◆ **TASK DETAILS**: Copy the data exactly as it appears, and do not include any pictures.

Stored items:
>> begin
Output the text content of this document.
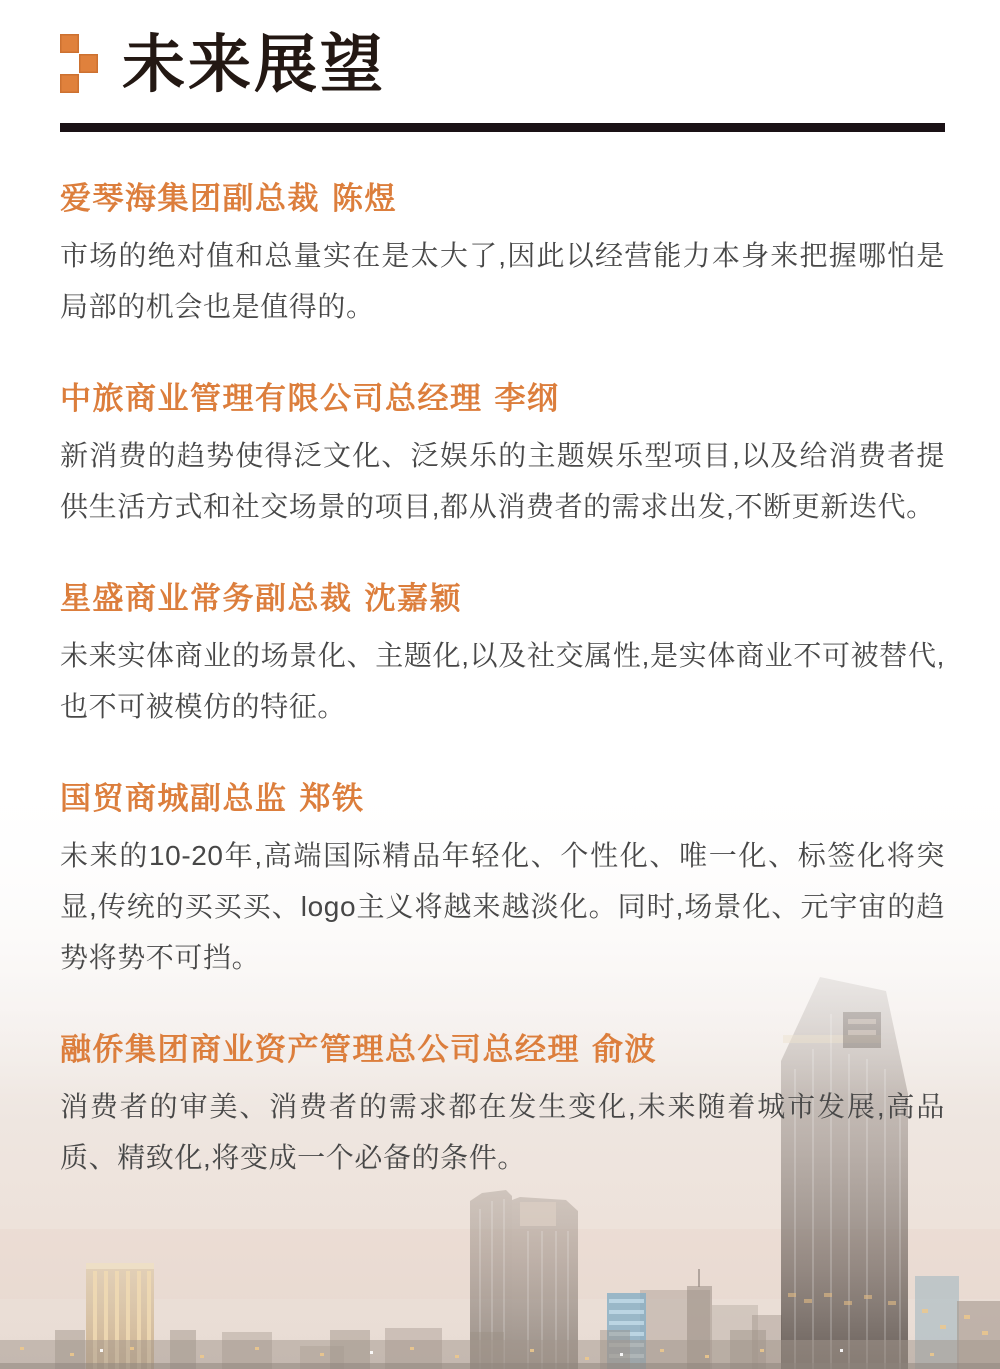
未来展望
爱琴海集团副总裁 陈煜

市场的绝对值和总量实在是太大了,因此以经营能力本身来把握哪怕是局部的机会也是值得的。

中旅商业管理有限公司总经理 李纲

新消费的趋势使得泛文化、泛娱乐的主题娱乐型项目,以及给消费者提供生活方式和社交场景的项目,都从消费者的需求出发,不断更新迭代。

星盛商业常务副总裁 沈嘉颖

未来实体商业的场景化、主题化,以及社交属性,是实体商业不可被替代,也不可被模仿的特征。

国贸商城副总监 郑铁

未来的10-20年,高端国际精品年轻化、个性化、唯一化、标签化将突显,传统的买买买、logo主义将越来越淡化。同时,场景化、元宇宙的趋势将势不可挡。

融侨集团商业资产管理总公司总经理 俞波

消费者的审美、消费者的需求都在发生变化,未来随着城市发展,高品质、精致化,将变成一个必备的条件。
>> end
◆ **ANSWER FOR THE TASK**:
Output the text content of this document.
未来展望
爱琴海集团副总裁 陈煜

市场的绝对值和总量实在是太大了,因此以经营能力本身来把握哪怕是局部的机会也是值得的。

中旅商业管理有限公司总经理 李纲

新消费的趋势使得泛文化、泛娱乐的主题娱乐型项目,以及给消费者提供生活方式和社交场景的项目,都从消费者的需求出发,不断更新迭代。

星盛商业常务副总裁 沈嘉颖

未来实体商业的场景化、主题化,以及社交属性,是实体商业不可被替代,也不可被模仿的特征。

国贸商城副总监 郑铁

未来的10-20年,高端国际精品年轻化、个性化、唯一化、标签化将突显,传统的买买买、logo主义将越来越淡化。同时,场景化、元宇宙的趋势将势不可挡。

融侨集团商业资产管理总公司总经理 俞波

消费者的审美、消费者的需求都在发生变化,未来随着城市发展,高品质、精致化,将变成一个必备的条件。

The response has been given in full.